> [Short exercise]: Below are records. Copy every line with "text" in it.

---*---

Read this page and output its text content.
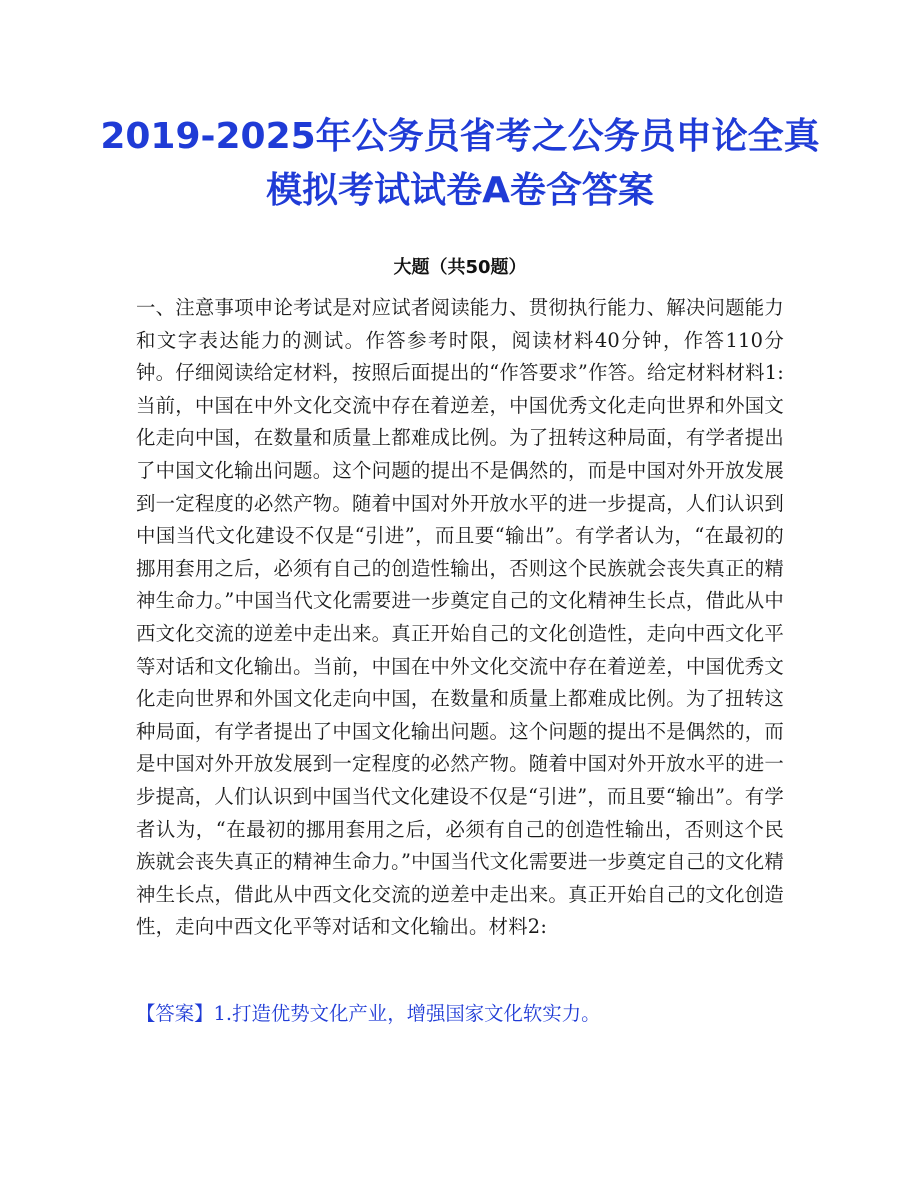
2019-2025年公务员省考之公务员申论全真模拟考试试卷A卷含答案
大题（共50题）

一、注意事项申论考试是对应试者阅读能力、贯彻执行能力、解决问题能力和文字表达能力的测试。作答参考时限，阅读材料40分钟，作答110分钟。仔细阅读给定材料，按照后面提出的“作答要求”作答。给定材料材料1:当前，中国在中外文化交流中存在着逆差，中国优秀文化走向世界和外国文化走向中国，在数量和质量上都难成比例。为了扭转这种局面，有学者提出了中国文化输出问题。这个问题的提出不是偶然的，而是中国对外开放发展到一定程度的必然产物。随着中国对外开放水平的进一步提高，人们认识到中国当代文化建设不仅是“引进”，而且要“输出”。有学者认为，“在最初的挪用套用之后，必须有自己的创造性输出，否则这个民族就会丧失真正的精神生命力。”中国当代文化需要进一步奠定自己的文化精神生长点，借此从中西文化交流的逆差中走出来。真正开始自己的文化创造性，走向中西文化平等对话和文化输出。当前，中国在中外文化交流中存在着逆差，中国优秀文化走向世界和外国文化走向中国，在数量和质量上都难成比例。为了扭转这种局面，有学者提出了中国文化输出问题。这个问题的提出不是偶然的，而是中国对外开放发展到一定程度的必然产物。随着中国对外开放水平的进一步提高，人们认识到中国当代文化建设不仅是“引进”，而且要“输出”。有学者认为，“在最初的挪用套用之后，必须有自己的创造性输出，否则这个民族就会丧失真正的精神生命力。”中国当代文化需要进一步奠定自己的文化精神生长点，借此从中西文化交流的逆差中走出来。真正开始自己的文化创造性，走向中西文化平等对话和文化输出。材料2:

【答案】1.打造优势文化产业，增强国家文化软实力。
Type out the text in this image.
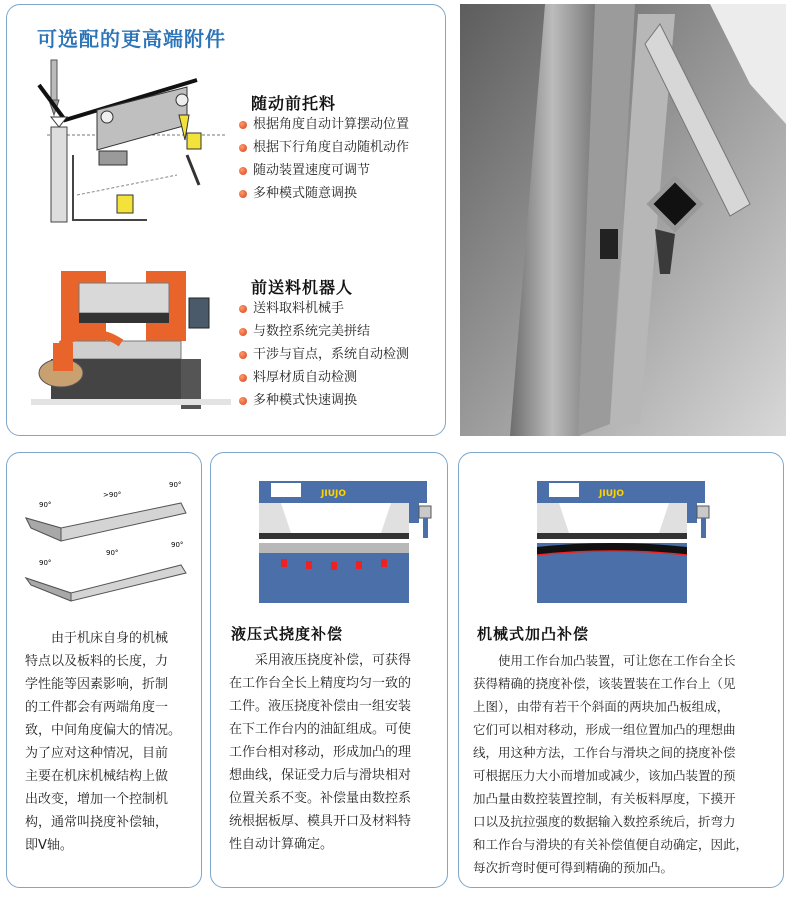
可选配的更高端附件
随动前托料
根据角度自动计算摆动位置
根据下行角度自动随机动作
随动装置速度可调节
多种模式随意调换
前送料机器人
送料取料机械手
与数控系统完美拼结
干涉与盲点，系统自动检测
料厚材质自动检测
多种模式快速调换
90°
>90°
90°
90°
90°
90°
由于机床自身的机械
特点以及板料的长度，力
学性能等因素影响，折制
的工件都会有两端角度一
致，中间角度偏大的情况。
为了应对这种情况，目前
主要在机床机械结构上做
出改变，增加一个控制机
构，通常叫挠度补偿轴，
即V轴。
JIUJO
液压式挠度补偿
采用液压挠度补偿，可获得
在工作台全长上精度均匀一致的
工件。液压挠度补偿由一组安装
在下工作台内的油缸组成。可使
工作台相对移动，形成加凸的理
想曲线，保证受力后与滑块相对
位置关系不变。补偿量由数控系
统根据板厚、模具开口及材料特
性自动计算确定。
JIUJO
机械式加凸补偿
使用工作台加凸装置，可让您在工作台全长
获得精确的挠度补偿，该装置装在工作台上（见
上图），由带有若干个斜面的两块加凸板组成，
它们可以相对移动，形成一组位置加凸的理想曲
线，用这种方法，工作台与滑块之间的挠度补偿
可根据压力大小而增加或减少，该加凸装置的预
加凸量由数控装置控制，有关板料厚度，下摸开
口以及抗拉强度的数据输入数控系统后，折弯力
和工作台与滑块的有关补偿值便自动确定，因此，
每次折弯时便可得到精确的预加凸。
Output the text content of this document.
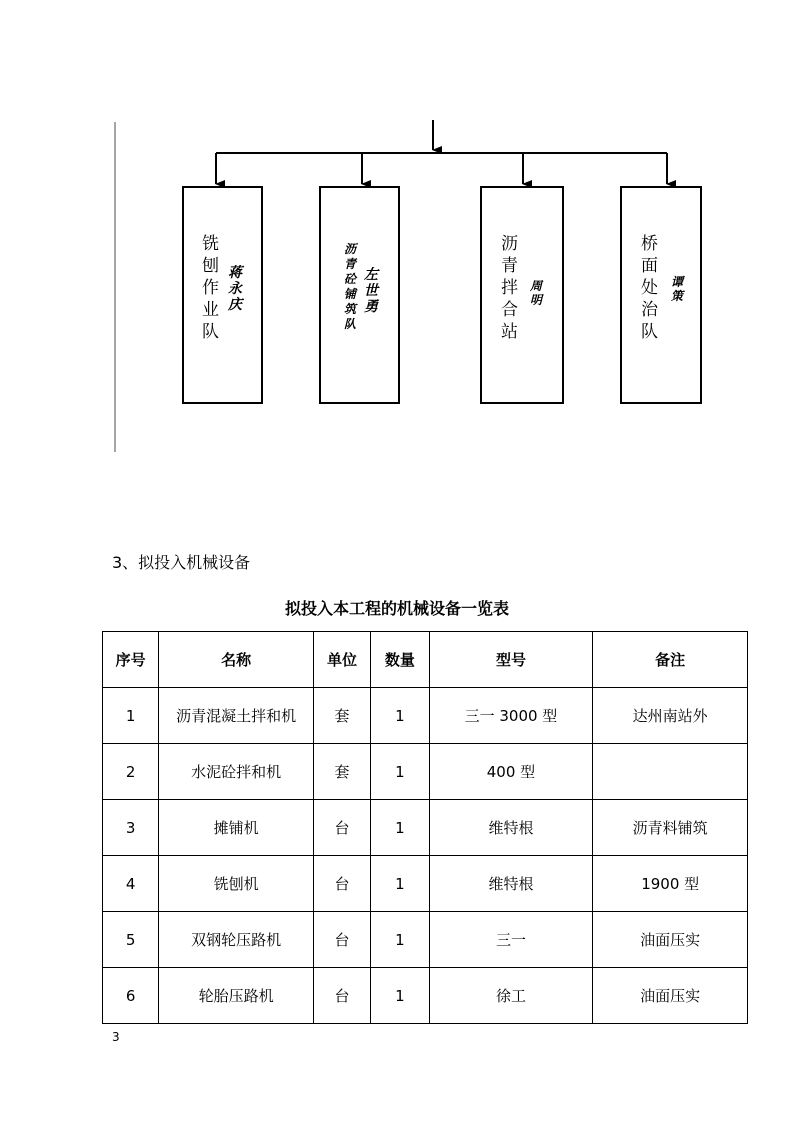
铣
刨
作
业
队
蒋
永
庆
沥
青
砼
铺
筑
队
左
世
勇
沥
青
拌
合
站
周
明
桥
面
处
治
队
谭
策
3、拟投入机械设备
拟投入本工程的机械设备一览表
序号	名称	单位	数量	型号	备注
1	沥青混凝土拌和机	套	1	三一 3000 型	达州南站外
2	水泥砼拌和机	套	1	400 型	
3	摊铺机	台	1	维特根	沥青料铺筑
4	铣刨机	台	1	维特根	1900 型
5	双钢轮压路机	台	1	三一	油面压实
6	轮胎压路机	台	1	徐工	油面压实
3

---*---

> [Task result]:
Read this page and output its text content.
Type out the text in this image.
Output the text content of this document.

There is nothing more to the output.